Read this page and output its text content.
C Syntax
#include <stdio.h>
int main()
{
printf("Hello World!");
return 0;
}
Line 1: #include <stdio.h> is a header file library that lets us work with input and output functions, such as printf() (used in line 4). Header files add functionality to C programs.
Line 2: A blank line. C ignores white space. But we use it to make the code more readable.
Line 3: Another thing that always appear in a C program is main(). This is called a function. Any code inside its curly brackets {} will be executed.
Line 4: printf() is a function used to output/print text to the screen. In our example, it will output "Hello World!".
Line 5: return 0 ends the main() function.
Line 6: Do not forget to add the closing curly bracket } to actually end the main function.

Exercise requirements =
Tally how many lines in the material above hold the word "code". Write only that number.

Response to the task =
2